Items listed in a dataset
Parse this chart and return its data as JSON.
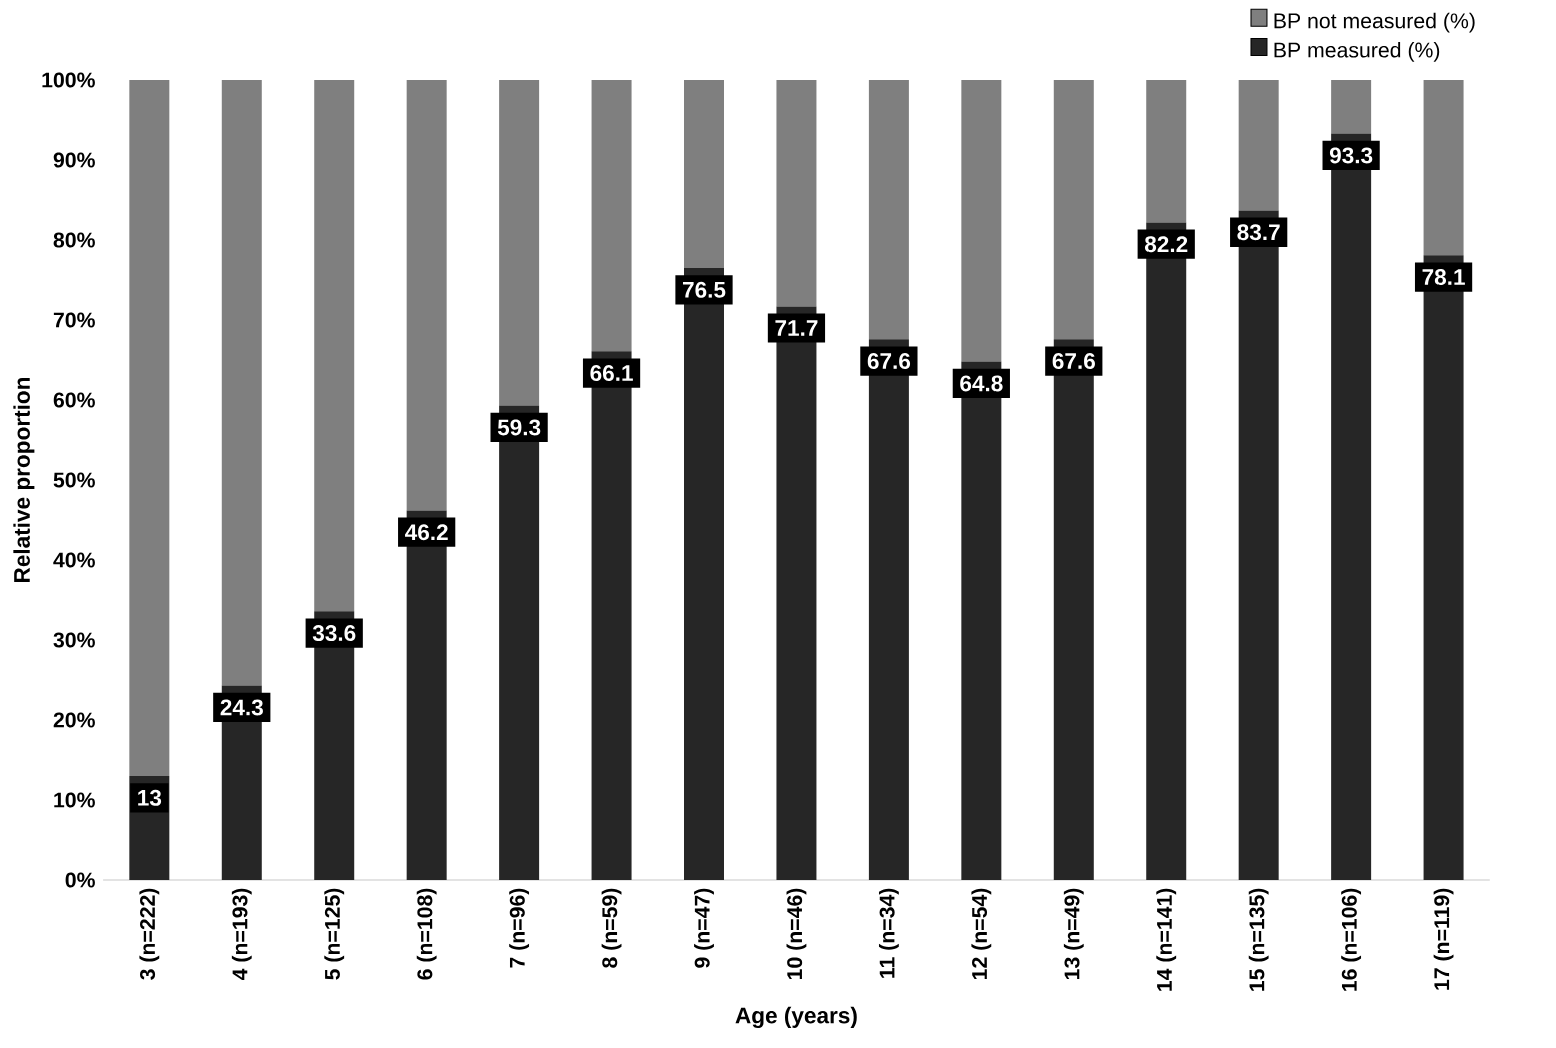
{
  "chart_data": {
    "type": "bar",
    "stacked": true,
    "xlabel": "Age (years)",
    "ylabel": "Relative proportion",
    "categories": [
      "3 (n=222)",
      "4 (n=193)",
      "5 (n=125)",
      "6 (n=108)",
      "7 (n=96)",
      "8 (n=59)",
      "9 (n=47)",
      "10 (n=46)",
      "11 (n=34)",
      "12 (n=54)",
      "13 (n=49)",
      "14 (n=141)",
      "15 (n=135)",
      "16 (n=106)",
      "17 (n=119)"
    ],
    "series": [
      {
        "name": "BP measured (%)",
        "color": "#262626",
        "values": [
          13,
          24.3,
          33.6,
          46.2,
          59.3,
          66.1,
          76.5,
          71.7,
          67.6,
          64.8,
          67.6,
          82.2,
          83.7,
          93.3,
          78.1
        ],
        "value_labels": [
          "13",
          "24.3",
          "33.6",
          "46.2",
          "59.3",
          "66.1",
          "76.5",
          "71.7",
          "67.6",
          "64.8",
          "67.6",
          "82.2",
          "83.7",
          "93.3",
          "78.1"
        ]
      },
      {
        "name": "BP not measured (%)",
        "color": "#7f7f7f",
        "values": [
          87,
          75.7,
          66.4,
          53.8,
          40.7,
          33.9,
          23.5,
          28.3,
          32.4,
          35.2,
          32.4,
          17.8,
          16.3,
          6.7,
          21.9
        ]
      }
    ],
    "ylim": [
      0,
      100
    ],
    "yticks": [
      {
        "value": 0,
        "label": "0%"
      },
      {
        "value": 10,
        "label": "10%"
      },
      {
        "value": 20,
        "label": "20%"
      },
      {
        "value": 30,
        "label": "30%"
      },
      {
        "value": 40,
        "label": "40%"
      },
      {
        "value": 50,
        "label": "50%"
      },
      {
        "value": 60,
        "label": "60%"
      },
      {
        "value": 70,
        "label": "70%"
      },
      {
        "value": 80,
        "label": "80%"
      },
      {
        "value": 90,
        "label": "90%"
      },
      {
        "value": 100,
        "label": "100%"
      }
    ],
    "legend": "top right",
    "grid": false
  }
}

→ Given task:
Find the lines above that contain the word "name" and collect them.

→ Finished task:
        "name": "BP measured (%)",
        "name": "BP not measured (%)",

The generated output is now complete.